--- WHAT YOU SHOULD DO ---
Wherever a line holds the string "Gudel", copy that line.
[start of SUPPLIED MATERIAL]
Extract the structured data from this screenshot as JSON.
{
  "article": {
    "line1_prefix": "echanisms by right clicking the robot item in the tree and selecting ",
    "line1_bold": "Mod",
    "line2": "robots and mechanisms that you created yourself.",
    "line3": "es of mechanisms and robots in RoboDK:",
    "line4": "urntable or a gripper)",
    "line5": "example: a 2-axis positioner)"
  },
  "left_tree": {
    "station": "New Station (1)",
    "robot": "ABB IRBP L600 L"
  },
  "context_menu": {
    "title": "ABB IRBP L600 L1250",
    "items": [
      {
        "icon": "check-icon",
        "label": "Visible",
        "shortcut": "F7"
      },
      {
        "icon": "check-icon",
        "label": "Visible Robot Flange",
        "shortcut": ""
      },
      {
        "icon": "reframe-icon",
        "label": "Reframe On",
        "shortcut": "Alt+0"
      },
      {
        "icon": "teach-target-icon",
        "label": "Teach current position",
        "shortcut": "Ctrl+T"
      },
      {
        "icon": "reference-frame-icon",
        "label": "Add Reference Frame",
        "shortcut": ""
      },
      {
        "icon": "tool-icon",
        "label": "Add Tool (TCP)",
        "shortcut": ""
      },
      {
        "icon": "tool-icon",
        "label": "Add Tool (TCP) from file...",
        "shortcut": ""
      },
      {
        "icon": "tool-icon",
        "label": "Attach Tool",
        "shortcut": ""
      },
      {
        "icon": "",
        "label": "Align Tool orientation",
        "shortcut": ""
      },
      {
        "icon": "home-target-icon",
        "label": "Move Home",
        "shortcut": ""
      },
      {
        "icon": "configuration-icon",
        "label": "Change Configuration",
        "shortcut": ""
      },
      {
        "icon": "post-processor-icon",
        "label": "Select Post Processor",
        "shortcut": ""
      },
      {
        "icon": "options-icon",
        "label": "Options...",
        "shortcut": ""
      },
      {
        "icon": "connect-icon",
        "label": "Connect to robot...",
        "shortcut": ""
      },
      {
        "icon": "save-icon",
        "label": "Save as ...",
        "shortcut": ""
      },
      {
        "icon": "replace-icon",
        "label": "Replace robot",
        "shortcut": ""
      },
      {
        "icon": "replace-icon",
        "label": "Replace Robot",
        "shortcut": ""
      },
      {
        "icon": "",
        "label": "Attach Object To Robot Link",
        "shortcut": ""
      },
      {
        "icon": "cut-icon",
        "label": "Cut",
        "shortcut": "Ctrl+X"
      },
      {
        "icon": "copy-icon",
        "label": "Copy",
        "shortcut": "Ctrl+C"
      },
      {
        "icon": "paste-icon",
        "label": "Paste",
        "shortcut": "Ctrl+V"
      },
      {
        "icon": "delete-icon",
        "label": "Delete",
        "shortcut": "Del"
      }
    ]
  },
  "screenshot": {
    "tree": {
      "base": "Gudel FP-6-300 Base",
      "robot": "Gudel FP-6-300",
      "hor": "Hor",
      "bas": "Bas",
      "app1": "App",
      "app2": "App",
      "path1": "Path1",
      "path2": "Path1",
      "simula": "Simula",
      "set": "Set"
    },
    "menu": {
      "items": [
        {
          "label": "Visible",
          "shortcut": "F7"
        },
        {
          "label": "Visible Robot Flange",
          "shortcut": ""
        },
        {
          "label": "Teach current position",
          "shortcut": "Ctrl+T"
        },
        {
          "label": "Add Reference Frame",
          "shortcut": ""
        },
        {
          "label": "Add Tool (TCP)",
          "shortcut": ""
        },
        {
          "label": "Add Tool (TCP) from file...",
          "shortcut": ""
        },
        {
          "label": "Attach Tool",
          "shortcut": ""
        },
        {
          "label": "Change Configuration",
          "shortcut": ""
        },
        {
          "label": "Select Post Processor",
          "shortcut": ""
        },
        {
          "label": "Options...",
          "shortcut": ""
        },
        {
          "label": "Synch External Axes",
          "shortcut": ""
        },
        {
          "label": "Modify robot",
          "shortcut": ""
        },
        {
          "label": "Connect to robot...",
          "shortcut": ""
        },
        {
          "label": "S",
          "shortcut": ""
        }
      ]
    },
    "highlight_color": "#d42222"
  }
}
[end of SUPPLIED MATERIAL]
--- COMPLETE ANSWER ---
      "base": "Gudel FP-6-300 Base",
      "robot": "Gudel FP-6-300",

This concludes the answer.